Set task: Repeat the records in full and exactly, omitting pictures.

Part of a data file:
↓↓↓

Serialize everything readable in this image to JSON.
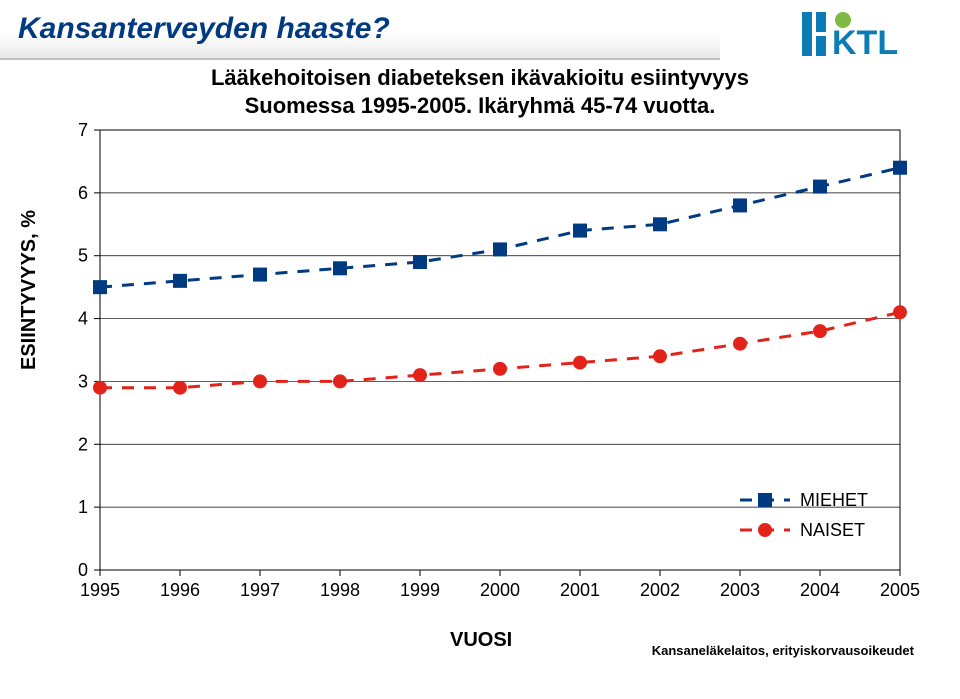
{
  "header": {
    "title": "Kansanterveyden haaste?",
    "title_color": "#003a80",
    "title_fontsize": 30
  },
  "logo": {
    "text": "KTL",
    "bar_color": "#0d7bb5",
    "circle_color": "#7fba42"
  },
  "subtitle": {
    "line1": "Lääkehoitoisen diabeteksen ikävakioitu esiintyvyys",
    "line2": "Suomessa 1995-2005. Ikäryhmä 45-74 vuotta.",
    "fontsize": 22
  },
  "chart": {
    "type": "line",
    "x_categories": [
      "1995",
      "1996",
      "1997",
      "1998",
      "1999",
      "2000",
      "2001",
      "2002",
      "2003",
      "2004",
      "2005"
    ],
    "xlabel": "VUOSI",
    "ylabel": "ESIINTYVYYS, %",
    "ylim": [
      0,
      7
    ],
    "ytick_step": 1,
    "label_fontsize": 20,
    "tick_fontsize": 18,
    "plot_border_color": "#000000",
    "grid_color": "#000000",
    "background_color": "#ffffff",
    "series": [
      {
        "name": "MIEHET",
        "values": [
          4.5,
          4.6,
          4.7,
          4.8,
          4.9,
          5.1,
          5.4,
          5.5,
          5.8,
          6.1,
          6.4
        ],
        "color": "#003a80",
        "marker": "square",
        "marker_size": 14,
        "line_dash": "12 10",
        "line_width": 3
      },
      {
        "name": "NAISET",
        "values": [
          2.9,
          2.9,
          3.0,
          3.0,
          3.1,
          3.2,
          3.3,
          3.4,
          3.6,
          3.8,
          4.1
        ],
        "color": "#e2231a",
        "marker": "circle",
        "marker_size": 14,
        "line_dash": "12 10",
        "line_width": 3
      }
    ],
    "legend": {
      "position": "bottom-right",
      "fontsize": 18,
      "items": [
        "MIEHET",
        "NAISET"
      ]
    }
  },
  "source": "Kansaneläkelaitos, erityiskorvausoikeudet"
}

↑↑↑

Final answer:
Serialize everything readable in this image to JSON.
{
  "header": {
    "title": "Kansanterveyden haaste?",
    "title_color": "#003a80",
    "title_fontsize": 30
  },
  "logo": {
    "text": "KTL",
    "bar_color": "#0d7bb5",
    "circle_color": "#7fba42"
  },
  "subtitle": {
    "line1": "Lääkehoitoisen diabeteksen ikävakioitu esiintyvyys",
    "line2": "Suomessa 1995-2005. Ikäryhmä 45-74 vuotta.",
    "fontsize": 22
  },
  "chart": {
    "type": "line",
    "x_categories": [
      "1995",
      "1996",
      "1997",
      "1998",
      "1999",
      "2000",
      "2001",
      "2002",
      "2003",
      "2004",
      "2005"
    ],
    "xlabel": "VUOSI",
    "ylabel": "ESIINTYVYYS, %",
    "ylim": [
      0,
      7
    ],
    "ytick_step": 1,
    "label_fontsize": 20,
    "tick_fontsize": 18,
    "plot_border_color": "#000000",
    "grid_color": "#000000",
    "background_color": "#ffffff",
    "series": [
      {
        "name": "MIEHET",
        "values": [
          4.5,
          4.6,
          4.7,
          4.8,
          4.9,
          5.1,
          5.4,
          5.5,
          5.8,
          6.1,
          6.4
        ],
        "color": "#003a80",
        "marker": "square",
        "marker_size": 14,
        "line_dash": "12 10",
        "line_width": 3
      },
      {
        "name": "NAISET",
        "values": [
          2.9,
          2.9,
          3.0,
          3.0,
          3.1,
          3.2,
          3.3,
          3.4,
          3.6,
          3.8,
          4.1
        ],
        "color": "#e2231a",
        "marker": "circle",
        "marker_size": 14,
        "line_dash": "12 10",
        "line_width": 3
      }
    ],
    "legend": {
      "position": "bottom-right",
      "fontsize": 18,
      "items": [
        "MIEHET",
        "NAISET"
      ]
    }
  },
  "source": "Kansaneläkelaitos, erityiskorvausoikeudet"
}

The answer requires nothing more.